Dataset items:
════════

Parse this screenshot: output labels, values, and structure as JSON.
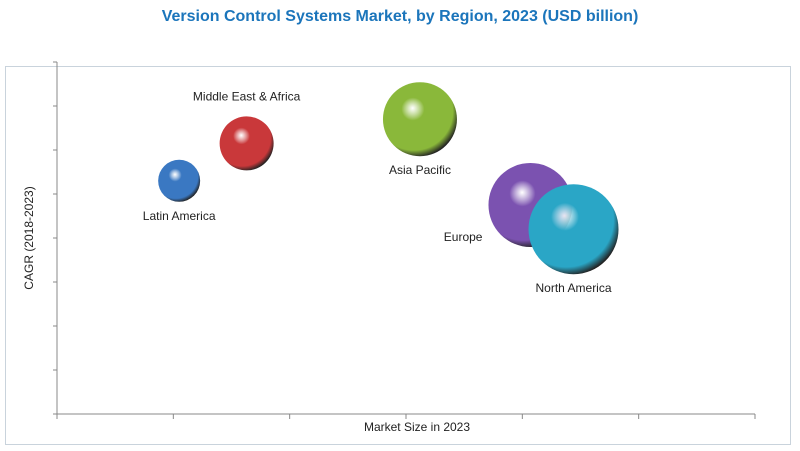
{
  "chart_data": {
    "type": "bubble",
    "title": "Version Control Systems Market, by Region, 2023 (USD billion)",
    "xlabel": "Market Size in 2023",
    "ylabel": "CAGR (2018-2023)",
    "x_ticks_count": 6,
    "y_ticks_count": 8,
    "xlim": [
      0,
      6
    ],
    "ylim": [
      0,
      8
    ],
    "grid": false,
    "legend": "none",
    "series": [
      {
        "name": "Latin America",
        "x": 1.05,
        "y": 5.3,
        "size": 21,
        "color": "#3a78c2",
        "label_pos": "below"
      },
      {
        "name": "Middle East & Africa",
        "x": 1.63,
        "y": 6.15,
        "size": 27,
        "color": "#c9383a",
        "label_pos": "above"
      },
      {
        "name": "Asia Pacific",
        "x": 3.12,
        "y": 6.7,
        "size": 37,
        "color": "#8ab83a",
        "label_pos": "below"
      },
      {
        "name": "Europe",
        "x": 4.07,
        "y": 4.75,
        "size": 42,
        "color": "#7b52b0",
        "label_pos": "left"
      },
      {
        "name": "North America",
        "x": 4.44,
        "y": 4.2,
        "size": 45,
        "color": "#2aa6c6",
        "label_pos": "below"
      }
    ]
  }
}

════════

Required work
Of the lines above, how many hold the string "color"? Answer with only the number.

The answer
5